Extracted records >>
▬▬▬
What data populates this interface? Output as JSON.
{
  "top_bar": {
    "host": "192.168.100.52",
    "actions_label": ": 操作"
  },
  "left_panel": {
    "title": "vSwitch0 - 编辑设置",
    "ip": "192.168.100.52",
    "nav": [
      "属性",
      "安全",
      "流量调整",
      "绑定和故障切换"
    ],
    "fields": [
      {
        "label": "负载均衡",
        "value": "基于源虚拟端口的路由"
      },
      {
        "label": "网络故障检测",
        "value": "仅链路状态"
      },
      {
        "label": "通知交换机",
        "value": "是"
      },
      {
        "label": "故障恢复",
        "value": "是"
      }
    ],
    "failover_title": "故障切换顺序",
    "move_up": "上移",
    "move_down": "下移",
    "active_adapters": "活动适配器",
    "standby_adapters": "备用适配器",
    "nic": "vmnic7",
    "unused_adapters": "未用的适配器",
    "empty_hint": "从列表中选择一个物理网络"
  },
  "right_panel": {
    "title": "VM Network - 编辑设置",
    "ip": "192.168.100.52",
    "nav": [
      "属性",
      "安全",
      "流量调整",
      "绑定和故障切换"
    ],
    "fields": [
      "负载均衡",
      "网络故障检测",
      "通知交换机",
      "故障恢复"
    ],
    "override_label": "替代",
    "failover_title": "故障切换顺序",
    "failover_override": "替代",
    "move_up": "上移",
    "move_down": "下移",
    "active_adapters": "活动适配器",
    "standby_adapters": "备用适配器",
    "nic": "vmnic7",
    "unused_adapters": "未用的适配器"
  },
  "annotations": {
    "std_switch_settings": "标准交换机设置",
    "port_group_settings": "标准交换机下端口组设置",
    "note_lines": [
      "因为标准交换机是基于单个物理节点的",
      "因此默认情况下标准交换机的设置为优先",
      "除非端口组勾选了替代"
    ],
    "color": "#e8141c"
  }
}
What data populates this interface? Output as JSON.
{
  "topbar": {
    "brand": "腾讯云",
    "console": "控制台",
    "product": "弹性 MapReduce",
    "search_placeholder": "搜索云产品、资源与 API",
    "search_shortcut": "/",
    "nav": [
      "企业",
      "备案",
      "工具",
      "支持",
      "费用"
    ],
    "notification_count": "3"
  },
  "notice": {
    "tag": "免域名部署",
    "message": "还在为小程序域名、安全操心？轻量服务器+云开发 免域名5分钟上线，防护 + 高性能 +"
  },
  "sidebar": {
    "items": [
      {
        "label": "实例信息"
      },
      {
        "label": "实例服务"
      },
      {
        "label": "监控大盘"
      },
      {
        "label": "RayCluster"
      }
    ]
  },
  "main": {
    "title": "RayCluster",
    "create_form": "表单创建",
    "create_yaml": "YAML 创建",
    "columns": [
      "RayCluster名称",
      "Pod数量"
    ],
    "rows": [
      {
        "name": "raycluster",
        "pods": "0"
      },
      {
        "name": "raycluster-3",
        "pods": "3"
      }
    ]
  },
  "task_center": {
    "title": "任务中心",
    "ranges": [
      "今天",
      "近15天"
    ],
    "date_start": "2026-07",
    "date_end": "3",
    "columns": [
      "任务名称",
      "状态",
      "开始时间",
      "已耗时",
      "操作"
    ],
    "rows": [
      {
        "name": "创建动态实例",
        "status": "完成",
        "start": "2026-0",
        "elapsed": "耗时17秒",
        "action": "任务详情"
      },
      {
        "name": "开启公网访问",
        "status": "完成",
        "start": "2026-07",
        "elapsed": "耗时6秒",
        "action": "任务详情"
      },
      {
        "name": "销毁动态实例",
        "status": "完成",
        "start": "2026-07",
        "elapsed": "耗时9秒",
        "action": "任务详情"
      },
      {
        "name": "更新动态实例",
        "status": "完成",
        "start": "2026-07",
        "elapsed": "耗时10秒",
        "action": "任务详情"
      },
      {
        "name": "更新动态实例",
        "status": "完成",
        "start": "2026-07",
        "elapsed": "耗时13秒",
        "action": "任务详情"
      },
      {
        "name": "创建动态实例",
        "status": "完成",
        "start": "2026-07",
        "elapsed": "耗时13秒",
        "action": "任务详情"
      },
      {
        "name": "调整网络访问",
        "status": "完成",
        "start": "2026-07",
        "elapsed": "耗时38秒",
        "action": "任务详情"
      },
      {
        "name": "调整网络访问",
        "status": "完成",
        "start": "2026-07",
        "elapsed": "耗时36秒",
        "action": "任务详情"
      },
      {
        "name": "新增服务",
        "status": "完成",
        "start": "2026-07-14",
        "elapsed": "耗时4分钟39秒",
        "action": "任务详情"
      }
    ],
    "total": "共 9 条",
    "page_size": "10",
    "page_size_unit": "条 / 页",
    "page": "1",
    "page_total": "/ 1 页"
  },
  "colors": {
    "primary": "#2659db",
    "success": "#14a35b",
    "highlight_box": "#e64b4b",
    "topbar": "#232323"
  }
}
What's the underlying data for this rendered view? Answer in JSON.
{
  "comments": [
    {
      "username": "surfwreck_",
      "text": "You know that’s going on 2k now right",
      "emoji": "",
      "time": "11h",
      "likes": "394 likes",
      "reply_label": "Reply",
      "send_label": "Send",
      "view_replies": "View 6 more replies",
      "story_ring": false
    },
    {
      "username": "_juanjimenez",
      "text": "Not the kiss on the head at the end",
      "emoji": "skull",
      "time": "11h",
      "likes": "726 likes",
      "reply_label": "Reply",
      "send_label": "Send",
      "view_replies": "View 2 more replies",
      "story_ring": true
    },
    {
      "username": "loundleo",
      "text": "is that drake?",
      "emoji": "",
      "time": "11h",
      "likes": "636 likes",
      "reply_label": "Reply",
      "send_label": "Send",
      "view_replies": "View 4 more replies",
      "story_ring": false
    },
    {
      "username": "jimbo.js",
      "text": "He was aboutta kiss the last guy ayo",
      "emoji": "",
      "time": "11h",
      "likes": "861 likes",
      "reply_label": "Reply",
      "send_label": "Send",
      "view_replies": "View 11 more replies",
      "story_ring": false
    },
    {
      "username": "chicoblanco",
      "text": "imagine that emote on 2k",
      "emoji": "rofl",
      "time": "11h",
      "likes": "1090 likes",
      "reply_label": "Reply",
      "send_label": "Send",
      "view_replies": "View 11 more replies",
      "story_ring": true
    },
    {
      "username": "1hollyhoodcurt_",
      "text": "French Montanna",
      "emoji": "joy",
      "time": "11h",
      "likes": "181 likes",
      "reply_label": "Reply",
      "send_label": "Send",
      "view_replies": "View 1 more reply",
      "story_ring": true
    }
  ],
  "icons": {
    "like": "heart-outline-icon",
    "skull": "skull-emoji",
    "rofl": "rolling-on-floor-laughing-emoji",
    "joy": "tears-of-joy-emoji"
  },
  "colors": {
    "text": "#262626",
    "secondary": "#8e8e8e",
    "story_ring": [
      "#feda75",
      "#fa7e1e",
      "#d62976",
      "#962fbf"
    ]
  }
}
▬▬▬
Aim >> Every record above should be output exactly.

Written answer >>
What data populates this interface? Output as JSON.
{
  "top_bar": {
    "host": "192.168.100.52",
    "actions_label": ": 操作"
  },
  "left_panel": {
    "title": "vSwitch0 - 编辑设置",
    "ip": "192.168.100.52",
    "nav": [
      "属性",
      "安全",
      "流量调整",
      "绑定和故障切换"
    ],
    "fields": [
      {
        "label": "负载均衡",
        "value": "基于源虚拟端口的路由"
      },
      {
        "label": "网络故障检测",
        "value": "仅链路状态"
      },
      {
        "label": "通知交换机",
        "value": "是"
      },
      {
        "label": "故障恢复",
        "value": "是"
      }
    ],
    "failover_title": "故障切换顺序",
    "move_up": "上移",
    "move_down": "下移",
    "active_adapters": "活动适配器",
    "standby_adapters": "备用适配器",
    "nic": "vmnic7",
    "unused_adapters": "未用的适配器",
    "empty_hint": "从列表中选择一个物理网络"
  },
  "right_panel": {
    "title": "VM Network - 编辑设置",
    "ip": "192.168.100.52",
    "nav": [
      "属性",
      "安全",
      "流量调整",
      "绑定和故障切换"
    ],
    "fields": [
      "负载均衡",
      "网络故障检测",
      "通知交换机",
      "故障恢复"
    ],
    "override_label": "替代",
    "failover_title": "故障切换顺序",
    "failover_override": "替代",
    "move_up": "上移",
    "move_down": "下移",
    "active_adapters": "活动适配器",
    "standby_adapters": "备用适配器",
    "nic": "vmnic7",
    "unused_adapters": "未用的适配器"
  },
  "annotations": {
    "std_switch_settings": "标准交换机设置",
    "port_group_settings": "标准交换机下端口组设置",
    "note_lines": [
      "因为标准交换机是基于单个物理节点的",
      "因此默认情况下标准交换机的设置为优先",
      "除非端口组勾选了替代"
    ],
    "color": "#e8141c"
  }
}
What data populates this interface? Output as JSON.
{
  "topbar": {
    "brand": "腾讯云",
    "console": "控制台",
    "product": "弹性 MapReduce",
    "search_placeholder": "搜索云产品、资源与 API",
    "search_shortcut": "/",
    "nav": [
      "企业",
      "备案",
      "工具",
      "支持",
      "费用"
    ],
    "notification_count": "3"
  },
  "notice": {
    "tag": "免域名部署",
    "message": "还在为小程序域名、安全操心？轻量服务器+云开发 免域名5分钟上线，防护 + 高性能 +"
  },
  "sidebar": {
    "items": [
      {
        "label": "实例信息"
      },
      {
        "label": "实例服务"
      },
      {
        "label": "监控大盘"
      },
      {
        "label": "RayCluster"
      }
    ]
  },
  "main": {
    "title": "RayCluster",
    "create_form": "表单创建",
    "create_yaml": "YAML 创建",
    "columns": [
      "RayCluster名称",
      "Pod数量"
    ],
    "rows": [
      {
        "name": "raycluster",
        "pods": "0"
      },
      {
        "name": "raycluster-3",
        "pods": "3"
      }
    ]
  },
  "task_center": {
    "title": "任务中心",
    "ranges": [
      "今天",
      "近15天"
    ],
    "date_start": "2026-07",
    "date_end": "3",
    "columns": [
      "任务名称",
      "状态",
      "开始时间",
      "已耗时",
      "操作"
    ],
    "rows": [
      {
        "name": "创建动态实例",
        "status": "完成",
        "start": "2026-0",
        "elapsed": "耗时17秒",
        "action": "任务详情"
      },
      {
        "name": "开启公网访问",
        "status": "完成",
        "start": "2026-07",
        "elapsed": "耗时6秒",
        "action": "任务详情"
      },
      {
        "name": "销毁动态实例",
        "status": "完成",
        "start": "2026-07",
        "elapsed": "耗时9秒",
        "action": "任务详情"
      },
      {
        "name": "更新动态实例",
        "status": "完成",
        "start": "2026-07",
        "elapsed": "耗时10秒",
        "action": "任务详情"
      },
      {
        "name": "更新动态实例",
        "status": "完成",
        "start": "2026-07",
        "elapsed": "耗时13秒",
        "action": "任务详情"
      },
      {
        "name": "创建动态实例",
        "status": "完成",
        "start": "2026-07",
        "elapsed": "耗时13秒",
        "action": "任务详情"
      },
      {
        "name": "调整网络访问",
        "status": "完成",
        "start": "2026-07",
        "elapsed": "耗时38秒",
        "action": "任务详情"
      },
      {
        "name": "调整网络访问",
        "status": "完成",
        "start": "2026-07",
        "elapsed": "耗时36秒",
        "action": "任务详情"
      },
      {
        "name": "新增服务",
        "status": "完成",
        "start": "2026-07-14",
        "elapsed": "耗时4分钟39秒",
        "action": "任务详情"
      }
    ],
    "total": "共 9 条",
    "page_size": "10",
    "page_size_unit": "条 / 页",
    "page": "1",
    "page_total": "/ 1 页"
  },
  "colors": {
    "primary": "#2659db",
    "success": "#14a35b",
    "highlight_box": "#e64b4b",
    "topbar": "#232323"
  }
}
What's the underlying data for this rendered view? Answer in JSON.
{
  "comments": [
    {
      "username": "surfwreck_",
      "text": "You know that’s going on 2k now right",
      "emoji": "",
      "time": "11h",
      "likes": "394 likes",
      "reply_label": "Reply",
      "send_label": "Send",
      "view_replies": "View 6 more replies",
      "story_ring": false
    },
    {
      "username": "_juanjimenez",
      "text": "Not the kiss on the head at the end",
      "emoji": "skull",
      "time": "11h",
      "likes": "726 likes",
      "reply_label": "Reply",
      "send_label": "Send",
      "view_replies": "View 2 more replies",
      "story_ring": true
    },
    {
      "username": "loundleo",
      "text": "is that drake?",
      "emoji": "",
      "time": "11h",
      "likes": "636 likes",
      "reply_label": "Reply",
      "send_label": "Send",
      "view_replies": "View 4 more replies",
      "story_ring": false
    },
    {
      "username": "jimbo.js",
      "text": "He was aboutta kiss the last guy ayo",
      "emoji": "",
      "time": "11h",
      "likes": "861 likes",
      "reply_label": "Reply",
      "send_label": "Send",
      "view_replies": "View 11 more replies",
      "story_ring": false
    },
    {
      "username": "chicoblanco",
      "text": "imagine that emote on 2k",
      "emoji": "rofl",
      "time": "11h",
      "likes": "1090 likes",
      "reply_label": "Reply",
      "send_label": "Send",
      "view_replies": "View 11 more replies",
      "story_ring": true
    },
    {
      "username": "1hollyhoodcurt_",
      "text": "French Montanna",
      "emoji": "joy",
      "time": "11h",
      "likes": "181 likes",
      "reply_label": "Reply",
      "send_label": "Send",
      "view_replies": "View 1 more reply",
      "story_ring": true
    }
  ],
  "icons": {
    "like": "heart-outline-icon",
    "skull": "skull-emoji",
    "rofl": "rolling-on-floor-laughing-emoji",
    "joy": "tears-of-joy-emoji"
  },
  "colors": {
    "text": "#262626",
    "secondary": "#8e8e8e",
    "story_ring": [
      "#feda75",
      "#fa7e1e",
      "#d62976",
      "#962fbf"
    ]
  }
}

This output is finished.